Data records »
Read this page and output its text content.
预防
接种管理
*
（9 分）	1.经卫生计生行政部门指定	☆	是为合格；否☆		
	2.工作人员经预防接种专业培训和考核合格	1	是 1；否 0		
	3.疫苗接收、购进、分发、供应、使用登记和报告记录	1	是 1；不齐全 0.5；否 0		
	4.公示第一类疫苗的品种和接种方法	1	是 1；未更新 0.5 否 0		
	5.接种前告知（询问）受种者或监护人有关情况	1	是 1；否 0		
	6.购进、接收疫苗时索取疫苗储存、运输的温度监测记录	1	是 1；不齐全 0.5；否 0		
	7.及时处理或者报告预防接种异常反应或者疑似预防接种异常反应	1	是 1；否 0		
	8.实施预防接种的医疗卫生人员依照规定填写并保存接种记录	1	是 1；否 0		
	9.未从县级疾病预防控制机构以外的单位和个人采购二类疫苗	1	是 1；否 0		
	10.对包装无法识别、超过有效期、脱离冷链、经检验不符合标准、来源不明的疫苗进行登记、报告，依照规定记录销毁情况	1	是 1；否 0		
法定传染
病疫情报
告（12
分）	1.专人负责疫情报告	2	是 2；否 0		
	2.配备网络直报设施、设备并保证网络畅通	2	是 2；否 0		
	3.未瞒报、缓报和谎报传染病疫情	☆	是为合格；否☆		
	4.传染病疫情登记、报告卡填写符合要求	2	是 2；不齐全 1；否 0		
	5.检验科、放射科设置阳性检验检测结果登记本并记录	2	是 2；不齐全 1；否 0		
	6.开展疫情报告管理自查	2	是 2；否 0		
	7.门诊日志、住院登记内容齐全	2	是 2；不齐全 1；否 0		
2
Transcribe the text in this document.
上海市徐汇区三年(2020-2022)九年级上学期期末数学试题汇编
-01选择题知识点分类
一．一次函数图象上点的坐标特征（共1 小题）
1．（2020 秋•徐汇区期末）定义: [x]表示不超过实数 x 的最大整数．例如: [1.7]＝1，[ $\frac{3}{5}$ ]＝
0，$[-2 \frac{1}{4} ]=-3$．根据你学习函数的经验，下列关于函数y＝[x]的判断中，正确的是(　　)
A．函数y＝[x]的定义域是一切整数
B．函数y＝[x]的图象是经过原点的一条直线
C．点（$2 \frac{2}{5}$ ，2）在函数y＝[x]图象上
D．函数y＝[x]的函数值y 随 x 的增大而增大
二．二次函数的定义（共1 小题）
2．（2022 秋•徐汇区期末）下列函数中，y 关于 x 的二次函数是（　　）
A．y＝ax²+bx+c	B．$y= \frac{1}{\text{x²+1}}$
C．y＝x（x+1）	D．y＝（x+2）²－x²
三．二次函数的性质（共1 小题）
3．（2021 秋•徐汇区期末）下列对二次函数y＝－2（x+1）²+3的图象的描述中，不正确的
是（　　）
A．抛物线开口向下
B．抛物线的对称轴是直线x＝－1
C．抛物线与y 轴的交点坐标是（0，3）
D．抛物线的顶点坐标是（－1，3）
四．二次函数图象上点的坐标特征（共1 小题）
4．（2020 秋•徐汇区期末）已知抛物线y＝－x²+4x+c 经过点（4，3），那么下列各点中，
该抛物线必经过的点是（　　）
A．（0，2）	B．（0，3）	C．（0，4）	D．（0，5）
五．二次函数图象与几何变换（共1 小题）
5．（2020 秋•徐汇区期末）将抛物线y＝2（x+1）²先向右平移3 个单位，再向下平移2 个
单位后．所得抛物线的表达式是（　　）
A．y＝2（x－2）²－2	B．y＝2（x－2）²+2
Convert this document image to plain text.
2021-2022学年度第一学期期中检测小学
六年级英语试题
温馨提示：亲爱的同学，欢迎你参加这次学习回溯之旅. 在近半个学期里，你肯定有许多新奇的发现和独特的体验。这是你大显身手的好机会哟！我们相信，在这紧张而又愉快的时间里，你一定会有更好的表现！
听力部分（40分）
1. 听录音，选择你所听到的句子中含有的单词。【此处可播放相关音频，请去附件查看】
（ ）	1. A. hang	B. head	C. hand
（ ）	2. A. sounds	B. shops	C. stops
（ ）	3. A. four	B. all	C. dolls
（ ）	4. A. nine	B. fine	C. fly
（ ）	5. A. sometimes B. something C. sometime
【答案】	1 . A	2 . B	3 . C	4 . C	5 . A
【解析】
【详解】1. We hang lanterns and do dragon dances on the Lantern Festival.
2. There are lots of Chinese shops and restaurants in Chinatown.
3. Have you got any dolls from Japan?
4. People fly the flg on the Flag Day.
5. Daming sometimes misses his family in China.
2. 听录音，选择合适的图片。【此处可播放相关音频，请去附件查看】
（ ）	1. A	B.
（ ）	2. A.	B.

STATED TASK » Your task is to print the whole listing again exactly.

ANSWER BELOW »
Read this page and output its text content.
预防
接种管理
*
（9 分）	1.经卫生计生行政部门指定	☆	是为合格；否☆		
	2.工作人员经预防接种专业培训和考核合格	1	是 1；否 0		
	3.疫苗接收、购进、分发、供应、使用登记和报告记录	1	是 1；不齐全 0.5；否 0		
	4.公示第一类疫苗的品种和接种方法	1	是 1；未更新 0.5 否 0		
	5.接种前告知（询问）受种者或监护人有关情况	1	是 1；否 0		
	6.购进、接收疫苗时索取疫苗储存、运输的温度监测记录	1	是 1；不齐全 0.5；否 0		
	7.及时处理或者报告预防接种异常反应或者疑似预防接种异常反应	1	是 1；否 0		
	8.实施预防接种的医疗卫生人员依照规定填写并保存接种记录	1	是 1；否 0		
	9.未从县级疾病预防控制机构以外的单位和个人采购二类疫苗	1	是 1；否 0		
	10.对包装无法识别、超过有效期、脱离冷链、经检验不符合标准、来源不明的疫苗进行登记、报告，依照规定记录销毁情况	1	是 1；否 0		
法定传染
病疫情报
告（12
分）	1.专人负责疫情报告	2	是 2；否 0		
	2.配备网络直报设施、设备并保证网络畅通	2	是 2；否 0		
	3.未瞒报、缓报和谎报传染病疫情	☆	是为合格；否☆		
	4.传染病疫情登记、报告卡填写符合要求	2	是 2；不齐全 1；否 0		
	5.检验科、放射科设置阳性检验检测结果登记本并记录	2	是 2；不齐全 1；否 0		
	6.开展疫情报告管理自查	2	是 2；否 0		
	7.门诊日志、住院登记内容齐全	2	是 2；不齐全 1；否 0		
2
Transcribe the text in this document.
上海市徐汇区三年(2020-2022)九年级上学期期末数学试题汇编
-01选择题知识点分类
一．一次函数图象上点的坐标特征（共1 小题）
1．（2020 秋•徐汇区期末）定义: [x]表示不超过实数 x 的最大整数．例如: [1.7]＝1，[ $\frac{3}{5}$ ]＝
0，$[-2 \frac{1}{4} ]=-3$．根据你学习函数的经验，下列关于函数y＝[x]的判断中，正确的是(　　)
A．函数y＝[x]的定义域是一切整数
B．函数y＝[x]的图象是经过原点的一条直线
C．点（$2 \frac{2}{5}$ ，2）在函数y＝[x]图象上
D．函数y＝[x]的函数值y 随 x 的增大而增大
二．二次函数的定义（共1 小题）
2．（2022 秋•徐汇区期末）下列函数中，y 关于 x 的二次函数是（　　）
A．y＝ax²+bx+c	B．$y= \frac{1}{\text{x²+1}}$
C．y＝x（x+1）	D．y＝（x+2）²－x²
三．二次函数的性质（共1 小题）
3．（2021 秋•徐汇区期末）下列对二次函数y＝－2（x+1）²+3的图象的描述中，不正确的
是（　　）
A．抛物线开口向下
B．抛物线的对称轴是直线x＝－1
C．抛物线与y 轴的交点坐标是（0，3）
D．抛物线的顶点坐标是（－1，3）
四．二次函数图象上点的坐标特征（共1 小题）
4．（2020 秋•徐汇区期末）已知抛物线y＝－x²+4x+c 经过点（4，3），那么下列各点中，
该抛物线必经过的点是（　　）
A．（0，2）	B．（0，3）	C．（0，4）	D．（0，5）
五．二次函数图象与几何变换（共1 小题）
5．（2020 秋•徐汇区期末）将抛物线y＝2（x+1）²先向右平移3 个单位，再向下平移2 个
单位后．所得抛物线的表达式是（　　）
A．y＝2（x－2）²－2	B．y＝2（x－2）²+2
Convert this document image to plain text.
2021-2022学年度第一学期期中检测小学
六年级英语试题
温馨提示：亲爱的同学，欢迎你参加这次学习回溯之旅. 在近半个学期里，你肯定有许多新奇的发现和独特的体验。这是你大显身手的好机会哟！我们相信，在这紧张而又愉快的时间里，你一定会有更好的表现！
听力部分（40分）
1. 听录音，选择你所听到的句子中含有的单词。【此处可播放相关音频，请去附件查看】
（ ）	1. A. hang	B. head	C. hand
（ ）	2. A. sounds	B. shops	C. stops
（ ）	3. A. four	B. all	C. dolls
（ ）	4. A. nine	B. fine	C. fly
（ ）	5. A. sometimes B. something C. sometime
【答案】	1 . A	2 . B	3 . C	4 . C	5 . A
【解析】
【详解】1. We hang lanterns and do dragon dances on the Lantern Festival.
2. There are lots of Chinese shops and restaurants in Chinatown.
3. Have you got any dolls from Japan?
4. People fly the flg on the Flag Day.
5. Daming sometimes misses his family in China.
2. 听录音，选择合适的图片。【此处可播放相关音频，请去附件查看】
（ ）	1. A	B.
（ ）	2. A.	B.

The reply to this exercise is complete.